▶ _Provided records_:
>> begin

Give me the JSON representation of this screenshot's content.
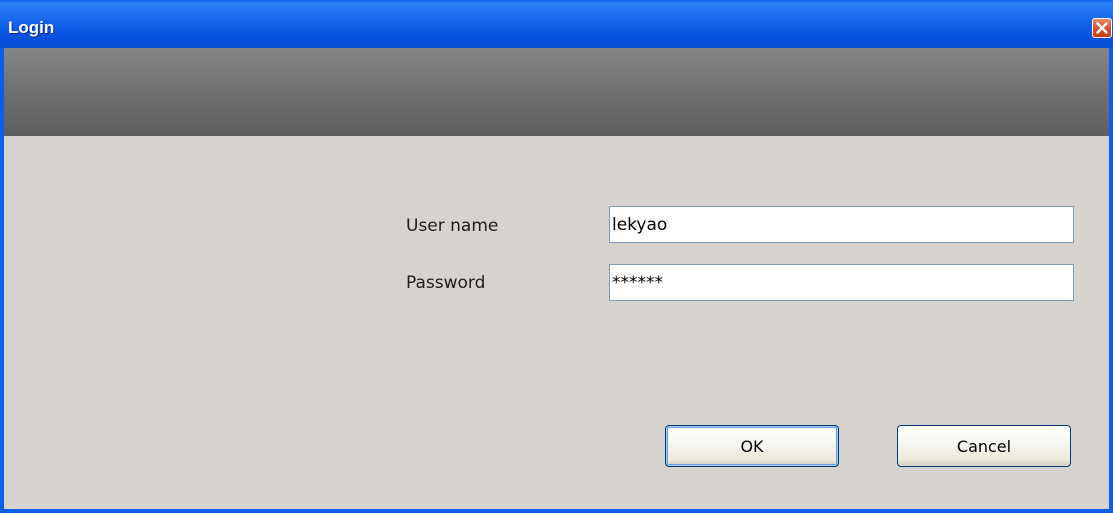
{
  "window": {
    "title": "Login"
  },
  "form": {
    "username_label": "User name",
    "username_value": "lekyao",
    "password_label": "Password",
    "password_value": "******"
  },
  "buttons": {
    "ok_label": "OK",
    "cancel_label": "Cancel"
  },
  "icons": {
    "close": "close-icon"
  },
  "colors": {
    "titlebar": "#0a5ee8",
    "banner": "#6c6e70",
    "body": "#d6d3ce",
    "close_button": "#d8522e"
  }
}
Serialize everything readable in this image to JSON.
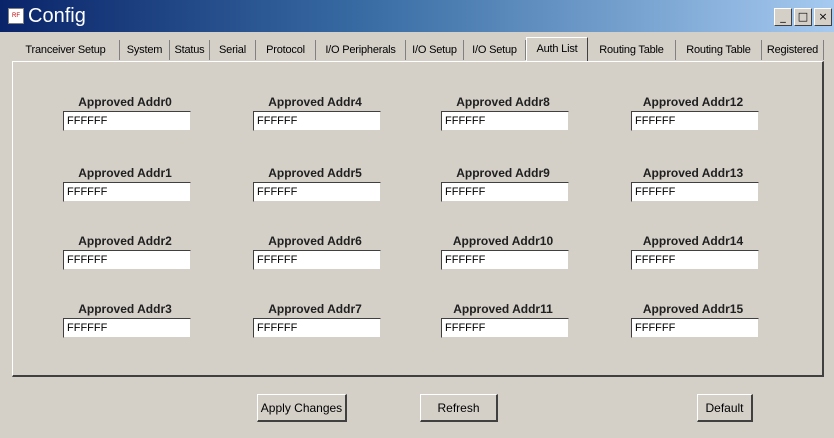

>> end

▶ _Objective_: Reproduce the data verbatim. Do not carry any picture into the copy.

▶ _Written answer_:
Give me the JSON representation of this screenshot's content.
{
  "window": {
    "title": "Login"
  },
  "form": {
    "username_label": "User name",
    "username_value": "lekyao",
    "password_label": "Password",
    "password_value": "******"
  },
  "buttons": {
    "ok_label": "OK",
    "cancel_label": "Cancel"
  },
  "icons": {
    "close": "close-icon"
  },
  "colors": {
    "titlebar": "#0a5ee8",
    "banner": "#6c6e70",
    "body": "#d6d3ce",
    "close_button": "#d8522e"
  }
}
Serialize everything readable in this image to JSON.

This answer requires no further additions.